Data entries

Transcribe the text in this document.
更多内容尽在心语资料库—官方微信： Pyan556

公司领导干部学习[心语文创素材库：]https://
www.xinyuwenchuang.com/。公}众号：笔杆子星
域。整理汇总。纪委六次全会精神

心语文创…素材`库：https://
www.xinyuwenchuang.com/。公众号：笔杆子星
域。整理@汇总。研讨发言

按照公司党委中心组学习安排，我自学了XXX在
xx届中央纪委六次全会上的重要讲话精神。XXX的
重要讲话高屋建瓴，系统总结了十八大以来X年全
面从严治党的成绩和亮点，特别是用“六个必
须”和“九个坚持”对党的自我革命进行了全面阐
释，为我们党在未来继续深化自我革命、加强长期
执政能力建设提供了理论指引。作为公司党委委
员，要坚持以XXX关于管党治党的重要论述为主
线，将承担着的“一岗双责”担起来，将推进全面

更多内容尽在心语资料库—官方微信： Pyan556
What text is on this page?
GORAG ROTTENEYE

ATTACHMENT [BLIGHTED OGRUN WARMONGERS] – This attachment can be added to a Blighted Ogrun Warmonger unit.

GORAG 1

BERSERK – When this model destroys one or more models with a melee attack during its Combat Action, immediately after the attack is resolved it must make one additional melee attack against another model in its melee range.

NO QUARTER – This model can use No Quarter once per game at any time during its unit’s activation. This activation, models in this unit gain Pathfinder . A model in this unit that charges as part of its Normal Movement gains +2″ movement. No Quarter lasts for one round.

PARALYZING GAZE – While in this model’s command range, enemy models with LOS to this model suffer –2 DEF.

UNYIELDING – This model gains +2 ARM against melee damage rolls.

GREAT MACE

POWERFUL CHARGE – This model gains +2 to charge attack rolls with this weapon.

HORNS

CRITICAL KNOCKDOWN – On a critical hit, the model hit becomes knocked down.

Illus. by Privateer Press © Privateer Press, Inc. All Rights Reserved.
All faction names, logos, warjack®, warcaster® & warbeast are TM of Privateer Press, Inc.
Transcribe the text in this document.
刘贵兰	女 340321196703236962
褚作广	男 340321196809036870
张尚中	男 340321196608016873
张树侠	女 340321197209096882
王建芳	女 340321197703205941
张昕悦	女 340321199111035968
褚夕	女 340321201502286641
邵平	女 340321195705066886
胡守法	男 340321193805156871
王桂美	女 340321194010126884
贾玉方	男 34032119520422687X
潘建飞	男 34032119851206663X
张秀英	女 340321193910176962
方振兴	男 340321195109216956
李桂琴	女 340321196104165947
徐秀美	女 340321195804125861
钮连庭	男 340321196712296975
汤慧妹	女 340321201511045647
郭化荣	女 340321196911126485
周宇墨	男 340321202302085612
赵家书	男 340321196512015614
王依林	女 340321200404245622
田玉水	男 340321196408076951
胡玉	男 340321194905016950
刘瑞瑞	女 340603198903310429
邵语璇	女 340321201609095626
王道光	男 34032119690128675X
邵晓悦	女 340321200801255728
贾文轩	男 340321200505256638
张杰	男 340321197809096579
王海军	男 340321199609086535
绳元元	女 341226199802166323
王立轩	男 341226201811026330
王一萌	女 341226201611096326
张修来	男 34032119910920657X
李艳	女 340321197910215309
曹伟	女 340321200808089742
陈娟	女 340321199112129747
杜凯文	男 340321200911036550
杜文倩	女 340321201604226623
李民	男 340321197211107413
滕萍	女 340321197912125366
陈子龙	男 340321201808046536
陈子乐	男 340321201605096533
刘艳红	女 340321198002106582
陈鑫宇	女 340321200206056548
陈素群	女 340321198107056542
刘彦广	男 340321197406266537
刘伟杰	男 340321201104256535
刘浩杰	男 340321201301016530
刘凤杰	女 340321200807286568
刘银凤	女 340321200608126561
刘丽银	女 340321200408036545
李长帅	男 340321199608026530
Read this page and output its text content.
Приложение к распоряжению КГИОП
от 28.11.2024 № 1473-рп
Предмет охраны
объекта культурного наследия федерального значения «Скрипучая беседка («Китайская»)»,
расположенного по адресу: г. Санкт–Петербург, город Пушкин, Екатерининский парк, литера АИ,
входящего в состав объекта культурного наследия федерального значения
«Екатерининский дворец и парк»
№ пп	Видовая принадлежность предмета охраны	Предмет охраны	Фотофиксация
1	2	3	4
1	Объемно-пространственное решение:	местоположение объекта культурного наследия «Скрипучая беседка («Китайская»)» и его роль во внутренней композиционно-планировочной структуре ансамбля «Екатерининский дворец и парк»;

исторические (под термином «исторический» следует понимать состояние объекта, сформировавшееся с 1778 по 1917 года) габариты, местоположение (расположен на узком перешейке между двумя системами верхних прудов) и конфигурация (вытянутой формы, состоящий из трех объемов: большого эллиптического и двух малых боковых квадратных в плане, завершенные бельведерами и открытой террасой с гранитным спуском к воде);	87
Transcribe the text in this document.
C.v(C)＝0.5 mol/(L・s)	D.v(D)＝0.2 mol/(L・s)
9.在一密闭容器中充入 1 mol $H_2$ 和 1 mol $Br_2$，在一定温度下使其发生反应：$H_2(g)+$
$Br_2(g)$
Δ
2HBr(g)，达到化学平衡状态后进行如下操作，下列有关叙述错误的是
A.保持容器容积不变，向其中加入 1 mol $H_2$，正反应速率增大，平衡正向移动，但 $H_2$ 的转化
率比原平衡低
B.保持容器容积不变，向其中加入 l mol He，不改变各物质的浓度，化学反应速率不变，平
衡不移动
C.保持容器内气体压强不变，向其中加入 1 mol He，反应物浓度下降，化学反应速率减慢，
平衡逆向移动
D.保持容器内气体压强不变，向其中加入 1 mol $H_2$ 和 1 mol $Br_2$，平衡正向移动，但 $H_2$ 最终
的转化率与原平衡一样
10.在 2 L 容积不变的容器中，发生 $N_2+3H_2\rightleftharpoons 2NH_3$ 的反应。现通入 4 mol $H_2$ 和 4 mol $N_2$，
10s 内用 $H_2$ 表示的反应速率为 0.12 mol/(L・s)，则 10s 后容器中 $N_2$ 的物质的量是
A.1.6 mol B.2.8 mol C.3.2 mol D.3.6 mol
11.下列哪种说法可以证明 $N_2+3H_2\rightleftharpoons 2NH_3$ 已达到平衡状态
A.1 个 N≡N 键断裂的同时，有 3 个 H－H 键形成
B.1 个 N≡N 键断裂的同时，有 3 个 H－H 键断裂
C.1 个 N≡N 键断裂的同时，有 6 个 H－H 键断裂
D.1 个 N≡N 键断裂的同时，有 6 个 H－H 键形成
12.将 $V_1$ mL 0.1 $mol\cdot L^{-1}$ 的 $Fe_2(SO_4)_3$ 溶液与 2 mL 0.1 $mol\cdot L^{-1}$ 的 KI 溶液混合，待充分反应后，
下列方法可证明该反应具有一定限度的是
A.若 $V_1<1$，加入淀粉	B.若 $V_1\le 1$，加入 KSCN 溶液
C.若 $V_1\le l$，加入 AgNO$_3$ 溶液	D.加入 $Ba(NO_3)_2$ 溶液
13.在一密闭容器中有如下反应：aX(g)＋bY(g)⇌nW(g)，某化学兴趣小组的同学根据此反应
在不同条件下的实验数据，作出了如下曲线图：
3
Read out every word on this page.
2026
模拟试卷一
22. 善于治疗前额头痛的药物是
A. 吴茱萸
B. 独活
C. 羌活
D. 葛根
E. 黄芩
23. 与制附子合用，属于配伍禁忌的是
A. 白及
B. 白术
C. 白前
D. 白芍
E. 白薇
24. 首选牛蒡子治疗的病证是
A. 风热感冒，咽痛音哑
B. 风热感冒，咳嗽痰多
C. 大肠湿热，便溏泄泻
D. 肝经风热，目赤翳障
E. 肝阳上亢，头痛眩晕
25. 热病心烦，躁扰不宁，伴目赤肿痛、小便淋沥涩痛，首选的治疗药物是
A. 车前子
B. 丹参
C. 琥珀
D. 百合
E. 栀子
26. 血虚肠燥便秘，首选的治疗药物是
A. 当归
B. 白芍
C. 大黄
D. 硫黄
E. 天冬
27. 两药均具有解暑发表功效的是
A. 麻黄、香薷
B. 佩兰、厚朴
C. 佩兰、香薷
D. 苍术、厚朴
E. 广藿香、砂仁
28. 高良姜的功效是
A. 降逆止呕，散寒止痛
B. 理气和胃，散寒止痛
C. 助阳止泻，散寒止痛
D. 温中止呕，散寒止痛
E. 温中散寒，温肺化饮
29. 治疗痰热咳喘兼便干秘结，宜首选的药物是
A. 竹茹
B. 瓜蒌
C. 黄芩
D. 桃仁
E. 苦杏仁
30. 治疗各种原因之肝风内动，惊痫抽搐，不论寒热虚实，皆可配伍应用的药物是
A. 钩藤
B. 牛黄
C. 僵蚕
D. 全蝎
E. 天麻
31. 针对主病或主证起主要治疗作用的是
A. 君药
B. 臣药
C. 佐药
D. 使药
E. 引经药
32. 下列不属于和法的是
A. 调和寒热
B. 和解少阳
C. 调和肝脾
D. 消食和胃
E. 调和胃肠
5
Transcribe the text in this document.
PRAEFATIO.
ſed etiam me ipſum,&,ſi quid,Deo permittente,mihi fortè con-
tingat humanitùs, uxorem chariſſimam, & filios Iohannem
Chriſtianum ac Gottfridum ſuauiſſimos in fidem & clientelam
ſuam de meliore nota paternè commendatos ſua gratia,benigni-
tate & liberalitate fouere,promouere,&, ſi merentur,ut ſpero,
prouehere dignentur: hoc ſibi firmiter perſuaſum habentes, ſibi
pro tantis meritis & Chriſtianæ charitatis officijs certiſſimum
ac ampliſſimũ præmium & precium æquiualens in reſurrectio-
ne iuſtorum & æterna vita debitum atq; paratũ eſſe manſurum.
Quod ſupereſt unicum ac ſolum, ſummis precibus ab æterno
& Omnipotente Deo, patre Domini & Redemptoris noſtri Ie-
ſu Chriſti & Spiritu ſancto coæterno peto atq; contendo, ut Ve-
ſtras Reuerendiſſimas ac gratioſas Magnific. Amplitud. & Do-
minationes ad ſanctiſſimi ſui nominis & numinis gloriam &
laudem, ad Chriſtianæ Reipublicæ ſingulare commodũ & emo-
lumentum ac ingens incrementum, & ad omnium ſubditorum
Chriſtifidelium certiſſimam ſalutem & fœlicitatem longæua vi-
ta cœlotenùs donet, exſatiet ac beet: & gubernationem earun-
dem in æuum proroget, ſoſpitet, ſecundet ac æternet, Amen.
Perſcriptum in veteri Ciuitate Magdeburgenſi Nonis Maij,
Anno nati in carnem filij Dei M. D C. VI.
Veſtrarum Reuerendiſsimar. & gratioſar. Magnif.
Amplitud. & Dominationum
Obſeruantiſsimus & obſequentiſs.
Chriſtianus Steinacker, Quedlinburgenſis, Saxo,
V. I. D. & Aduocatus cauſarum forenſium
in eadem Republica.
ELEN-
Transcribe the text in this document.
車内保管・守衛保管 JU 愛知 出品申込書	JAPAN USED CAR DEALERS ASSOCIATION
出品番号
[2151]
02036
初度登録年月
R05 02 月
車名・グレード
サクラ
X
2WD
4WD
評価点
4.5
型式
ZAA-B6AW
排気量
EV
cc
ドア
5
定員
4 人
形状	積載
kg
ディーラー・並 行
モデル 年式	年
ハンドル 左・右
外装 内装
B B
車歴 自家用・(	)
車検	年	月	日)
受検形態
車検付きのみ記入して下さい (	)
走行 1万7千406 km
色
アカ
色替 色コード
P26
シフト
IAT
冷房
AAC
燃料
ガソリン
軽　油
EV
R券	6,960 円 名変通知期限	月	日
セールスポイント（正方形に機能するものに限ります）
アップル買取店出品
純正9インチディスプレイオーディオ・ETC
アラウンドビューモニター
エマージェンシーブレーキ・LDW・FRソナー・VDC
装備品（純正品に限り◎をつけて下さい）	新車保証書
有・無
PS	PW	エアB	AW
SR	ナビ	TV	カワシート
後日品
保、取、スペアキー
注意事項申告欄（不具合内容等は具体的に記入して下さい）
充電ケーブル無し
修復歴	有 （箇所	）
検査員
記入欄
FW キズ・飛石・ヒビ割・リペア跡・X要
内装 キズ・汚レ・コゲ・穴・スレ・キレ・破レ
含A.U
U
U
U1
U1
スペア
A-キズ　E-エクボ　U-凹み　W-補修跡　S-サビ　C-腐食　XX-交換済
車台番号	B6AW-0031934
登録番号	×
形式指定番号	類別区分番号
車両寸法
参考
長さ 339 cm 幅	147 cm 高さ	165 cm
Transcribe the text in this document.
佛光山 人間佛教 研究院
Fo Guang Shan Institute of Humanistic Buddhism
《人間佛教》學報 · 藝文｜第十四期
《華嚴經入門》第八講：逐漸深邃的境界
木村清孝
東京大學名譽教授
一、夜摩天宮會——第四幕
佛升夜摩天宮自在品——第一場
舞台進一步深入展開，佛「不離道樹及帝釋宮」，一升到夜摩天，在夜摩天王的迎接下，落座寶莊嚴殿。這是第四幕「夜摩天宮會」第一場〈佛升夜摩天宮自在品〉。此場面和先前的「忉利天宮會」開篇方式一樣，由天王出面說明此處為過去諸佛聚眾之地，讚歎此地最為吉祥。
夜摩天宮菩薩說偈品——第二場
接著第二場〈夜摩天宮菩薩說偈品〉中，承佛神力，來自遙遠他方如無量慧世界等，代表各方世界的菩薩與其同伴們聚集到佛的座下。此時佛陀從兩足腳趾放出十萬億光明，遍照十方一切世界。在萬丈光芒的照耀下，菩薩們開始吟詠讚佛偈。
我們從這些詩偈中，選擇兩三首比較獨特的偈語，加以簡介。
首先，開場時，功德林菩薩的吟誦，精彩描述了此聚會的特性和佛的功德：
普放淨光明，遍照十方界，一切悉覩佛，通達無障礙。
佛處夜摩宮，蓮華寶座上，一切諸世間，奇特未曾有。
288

» Work to be completed:
Show every line of the records above that contains the word "rolls".

» Written response:
UNYIELDING – This model gains +2 ARM against melee damage rolls.
POWERFUL CHARGE – This model gains +2 to charge attack rolls with this weapon.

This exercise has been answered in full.